● Directive:
Copy all lines that contain the word "content".

● Data to process:
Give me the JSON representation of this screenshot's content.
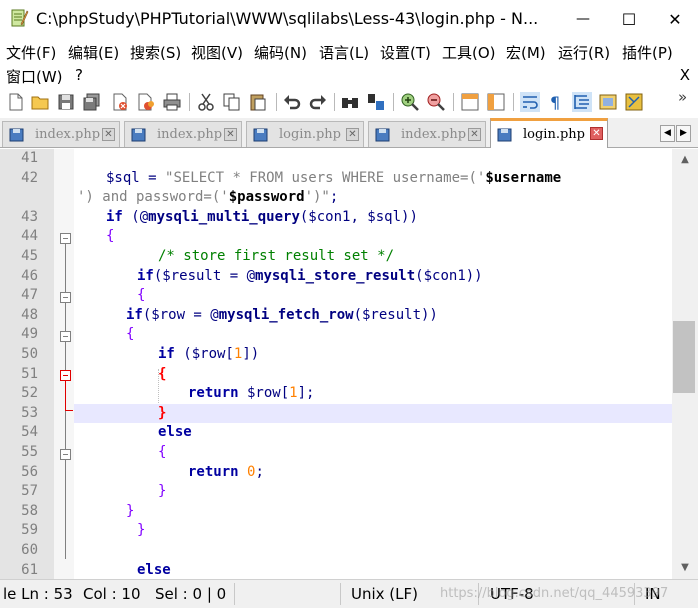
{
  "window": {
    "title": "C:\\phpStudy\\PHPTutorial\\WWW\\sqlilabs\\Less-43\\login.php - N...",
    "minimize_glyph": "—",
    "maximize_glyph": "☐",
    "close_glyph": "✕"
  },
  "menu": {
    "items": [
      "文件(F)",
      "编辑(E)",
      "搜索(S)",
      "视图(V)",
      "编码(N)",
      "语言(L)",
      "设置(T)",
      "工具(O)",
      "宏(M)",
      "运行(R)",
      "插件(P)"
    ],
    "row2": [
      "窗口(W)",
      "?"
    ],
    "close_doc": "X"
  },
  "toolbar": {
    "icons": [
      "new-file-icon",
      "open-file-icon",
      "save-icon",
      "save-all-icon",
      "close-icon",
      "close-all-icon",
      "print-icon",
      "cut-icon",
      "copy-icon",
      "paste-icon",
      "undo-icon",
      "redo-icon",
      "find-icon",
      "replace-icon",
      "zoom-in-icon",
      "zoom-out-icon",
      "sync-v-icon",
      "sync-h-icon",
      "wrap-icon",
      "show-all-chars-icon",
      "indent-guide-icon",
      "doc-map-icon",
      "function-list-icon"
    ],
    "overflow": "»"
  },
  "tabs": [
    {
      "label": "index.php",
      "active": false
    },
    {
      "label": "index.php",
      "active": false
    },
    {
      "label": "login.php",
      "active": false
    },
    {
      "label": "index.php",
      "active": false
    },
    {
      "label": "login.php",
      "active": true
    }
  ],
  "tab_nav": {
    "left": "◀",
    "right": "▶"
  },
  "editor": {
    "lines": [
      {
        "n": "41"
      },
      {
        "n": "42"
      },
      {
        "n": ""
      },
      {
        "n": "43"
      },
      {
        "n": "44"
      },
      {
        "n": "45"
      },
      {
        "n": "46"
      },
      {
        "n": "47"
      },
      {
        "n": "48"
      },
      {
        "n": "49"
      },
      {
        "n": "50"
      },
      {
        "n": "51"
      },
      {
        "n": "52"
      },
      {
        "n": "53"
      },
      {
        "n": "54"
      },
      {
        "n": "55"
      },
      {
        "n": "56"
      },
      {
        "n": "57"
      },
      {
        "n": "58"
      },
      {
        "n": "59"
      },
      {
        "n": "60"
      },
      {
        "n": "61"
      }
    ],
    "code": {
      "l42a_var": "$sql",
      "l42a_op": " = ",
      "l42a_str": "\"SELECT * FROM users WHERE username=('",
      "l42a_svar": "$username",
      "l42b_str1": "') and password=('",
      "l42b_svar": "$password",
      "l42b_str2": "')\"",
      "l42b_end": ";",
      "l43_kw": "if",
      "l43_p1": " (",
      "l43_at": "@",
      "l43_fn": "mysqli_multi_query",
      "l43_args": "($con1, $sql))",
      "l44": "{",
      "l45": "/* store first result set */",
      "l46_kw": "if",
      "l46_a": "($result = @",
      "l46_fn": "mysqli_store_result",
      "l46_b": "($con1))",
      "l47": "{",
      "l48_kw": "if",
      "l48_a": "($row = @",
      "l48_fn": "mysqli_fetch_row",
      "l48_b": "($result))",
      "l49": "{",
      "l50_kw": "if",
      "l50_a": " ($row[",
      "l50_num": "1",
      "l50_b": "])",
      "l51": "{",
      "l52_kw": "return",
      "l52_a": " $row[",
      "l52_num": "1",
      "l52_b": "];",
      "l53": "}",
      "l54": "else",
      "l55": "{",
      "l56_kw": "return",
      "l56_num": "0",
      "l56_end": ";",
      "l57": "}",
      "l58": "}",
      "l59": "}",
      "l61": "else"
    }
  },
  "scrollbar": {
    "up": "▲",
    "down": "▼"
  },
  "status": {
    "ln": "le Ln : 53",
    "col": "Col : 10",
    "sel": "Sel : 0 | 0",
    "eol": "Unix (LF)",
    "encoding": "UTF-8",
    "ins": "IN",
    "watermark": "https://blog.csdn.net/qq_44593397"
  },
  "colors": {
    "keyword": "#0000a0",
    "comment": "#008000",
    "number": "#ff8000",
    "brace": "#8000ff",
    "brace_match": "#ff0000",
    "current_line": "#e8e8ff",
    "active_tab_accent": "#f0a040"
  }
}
...
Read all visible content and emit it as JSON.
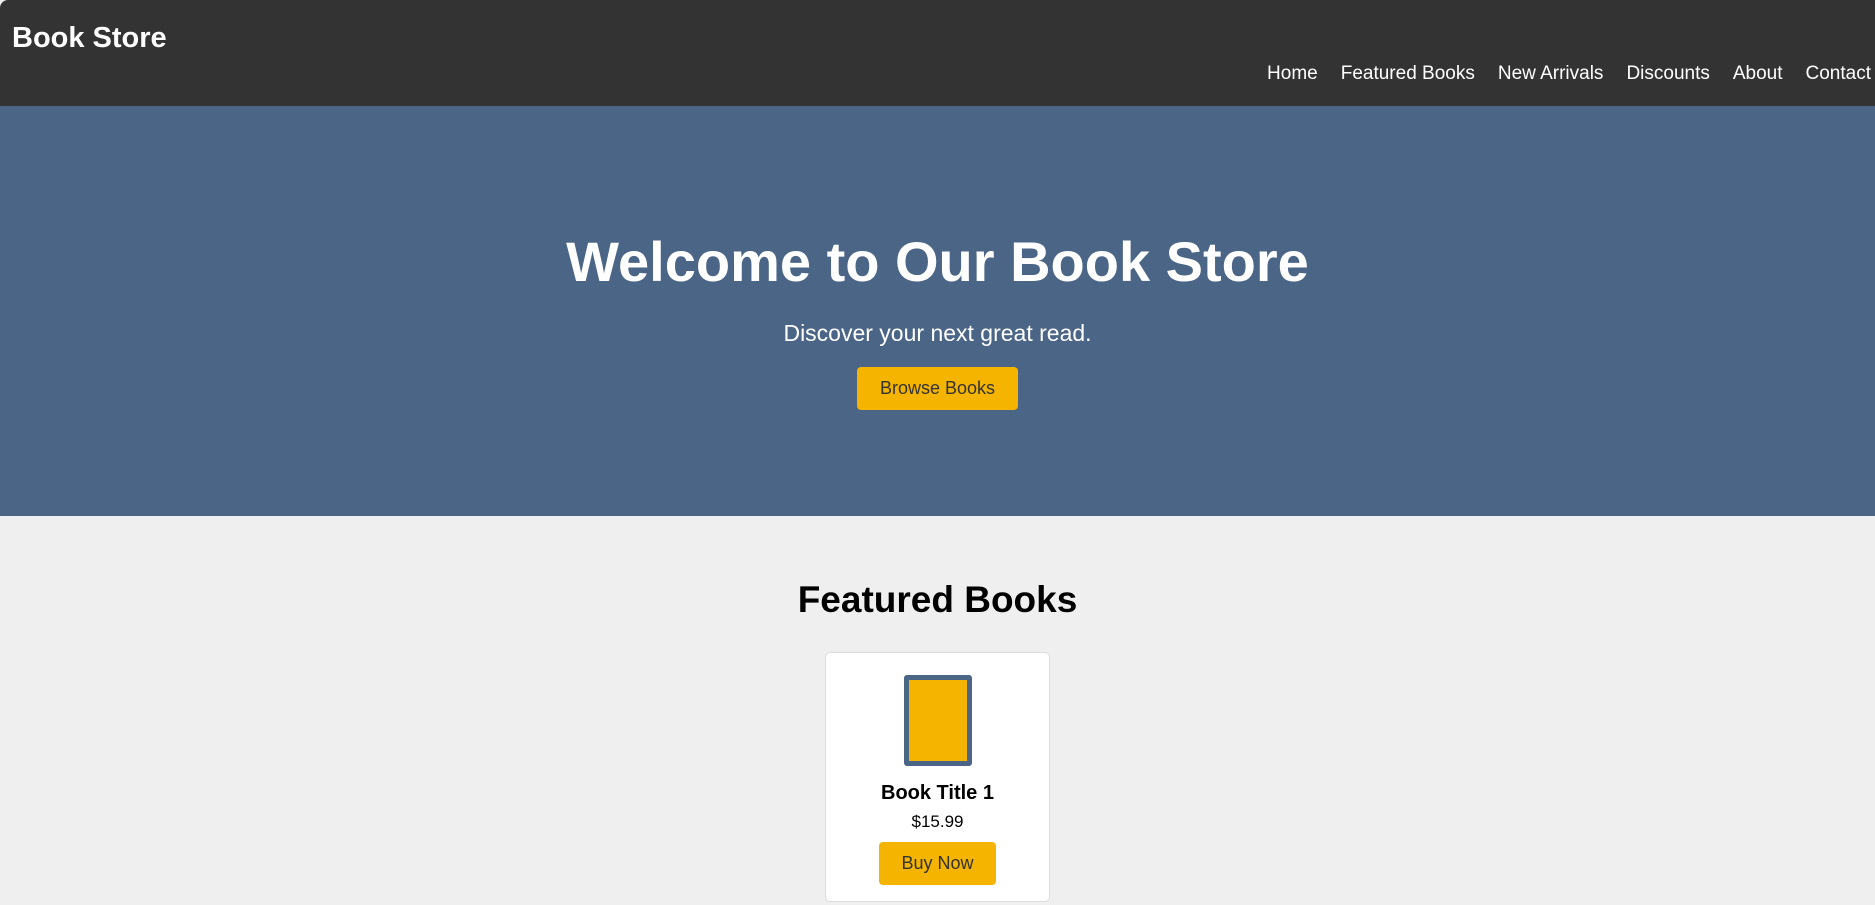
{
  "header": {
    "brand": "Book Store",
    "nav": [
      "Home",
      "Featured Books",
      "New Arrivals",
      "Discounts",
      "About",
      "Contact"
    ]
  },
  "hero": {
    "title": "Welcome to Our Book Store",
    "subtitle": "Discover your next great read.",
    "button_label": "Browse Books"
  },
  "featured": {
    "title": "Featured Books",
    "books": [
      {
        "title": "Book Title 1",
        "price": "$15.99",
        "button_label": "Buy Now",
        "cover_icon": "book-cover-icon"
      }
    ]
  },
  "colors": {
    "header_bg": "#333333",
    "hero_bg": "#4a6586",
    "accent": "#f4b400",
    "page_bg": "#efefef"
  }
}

● The answer:
Give me the JSON representation of this screenshot's content.
Read all visible content and emit it as JSON.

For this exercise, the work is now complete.